### Exercise prompt:
Write each line out again exactly as written.
-- BEGIN Task data --
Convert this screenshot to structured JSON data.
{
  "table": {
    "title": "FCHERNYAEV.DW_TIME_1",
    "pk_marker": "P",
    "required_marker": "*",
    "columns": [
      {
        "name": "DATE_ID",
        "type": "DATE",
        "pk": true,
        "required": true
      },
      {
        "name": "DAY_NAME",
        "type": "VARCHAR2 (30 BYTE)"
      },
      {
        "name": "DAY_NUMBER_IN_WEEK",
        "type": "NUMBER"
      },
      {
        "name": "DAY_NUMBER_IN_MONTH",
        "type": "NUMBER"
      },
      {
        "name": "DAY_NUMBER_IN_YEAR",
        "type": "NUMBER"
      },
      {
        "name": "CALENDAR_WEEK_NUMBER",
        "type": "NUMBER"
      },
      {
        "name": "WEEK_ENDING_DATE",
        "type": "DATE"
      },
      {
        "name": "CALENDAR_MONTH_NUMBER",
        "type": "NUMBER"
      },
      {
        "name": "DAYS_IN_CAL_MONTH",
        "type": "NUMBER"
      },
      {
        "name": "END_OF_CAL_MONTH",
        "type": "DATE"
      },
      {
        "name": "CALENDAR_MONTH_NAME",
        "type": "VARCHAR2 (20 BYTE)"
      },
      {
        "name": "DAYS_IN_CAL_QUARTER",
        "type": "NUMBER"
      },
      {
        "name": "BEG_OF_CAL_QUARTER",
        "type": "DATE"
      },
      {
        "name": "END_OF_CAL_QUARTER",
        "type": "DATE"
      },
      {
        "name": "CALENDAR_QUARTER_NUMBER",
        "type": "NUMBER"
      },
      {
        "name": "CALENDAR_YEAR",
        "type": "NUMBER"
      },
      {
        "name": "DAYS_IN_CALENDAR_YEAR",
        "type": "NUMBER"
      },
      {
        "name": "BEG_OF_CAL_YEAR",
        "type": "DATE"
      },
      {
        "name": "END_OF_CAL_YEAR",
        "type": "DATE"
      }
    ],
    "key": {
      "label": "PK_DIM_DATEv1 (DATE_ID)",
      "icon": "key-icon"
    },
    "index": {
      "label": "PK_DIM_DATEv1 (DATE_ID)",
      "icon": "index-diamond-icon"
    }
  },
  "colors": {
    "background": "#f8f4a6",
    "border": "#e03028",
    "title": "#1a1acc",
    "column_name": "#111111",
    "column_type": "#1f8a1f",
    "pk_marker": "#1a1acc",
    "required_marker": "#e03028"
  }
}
-- END Task data --
### Correct output:
Convert this screenshot to structured JSON data.
{
  "table": {
    "title": "FCHERNYAEV.DW_TIME_1",
    "pk_marker": "P",
    "required_marker": "*",
    "columns": [
      {
        "name": "DATE_ID",
        "type": "DATE",
        "pk": true,
        "required": true
      },
      {
        "name": "DAY_NAME",
        "type": "VARCHAR2 (30 BYTE)"
      },
      {
        "name": "DAY_NUMBER_IN_WEEK",
        "type": "NUMBER"
      },
      {
        "name": "DAY_NUMBER_IN_MONTH",
        "type": "NUMBER"
      },
      {
        "name": "DAY_NUMBER_IN_YEAR",
        "type": "NUMBER"
      },
      {
        "name": "CALENDAR_WEEK_NUMBER",
        "type": "NUMBER"
      },
      {
        "name": "WEEK_ENDING_DATE",
        "type": "DATE"
      },
      {
        "name": "CALENDAR_MONTH_NUMBER",
        "type": "NUMBER"
      },
      {
        "name": "DAYS_IN_CAL_MONTH",
        "type": "NUMBER"
      },
      {
        "name": "END_OF_CAL_MONTH",
        "type": "DATE"
      },
      {
        "name": "CALENDAR_MONTH_NAME",
        "type": "VARCHAR2 (20 BYTE)"
      },
      {
        "name": "DAYS_IN_CAL_QUARTER",
        "type": "NUMBER"
      },
      {
        "name": "BEG_OF_CAL_QUARTER",
        "type": "DATE"
      },
      {
        "name": "END_OF_CAL_QUARTER",
        "type": "DATE"
      },
      {
        "name": "CALENDAR_QUARTER_NUMBER",
        "type": "NUMBER"
      },
      {
        "name": "CALENDAR_YEAR",
        "type": "NUMBER"
      },
      {
        "name": "DAYS_IN_CALENDAR_YEAR",
        "type": "NUMBER"
      },
      {
        "name": "BEG_OF_CAL_YEAR",
        "type": "DATE"
      },
      {
        "name": "END_OF_CAL_YEAR",
        "type": "DATE"
      }
    ],
    "key": {
      "label": "PK_DIM_DATEv1 (DATE_ID)",
      "icon": "key-icon"
    },
    "index": {
      "label": "PK_DIM_DATEv1 (DATE_ID)",
      "icon": "index-diamond-icon"
    }
  },
  "colors": {
    "background": "#f8f4a6",
    "border": "#e03028",
    "title": "#1a1acc",
    "column_name": "#111111",
    "column_type": "#1f8a1f",
    "pk_marker": "#1a1acc",
    "required_marker": "#e03028"
  }
}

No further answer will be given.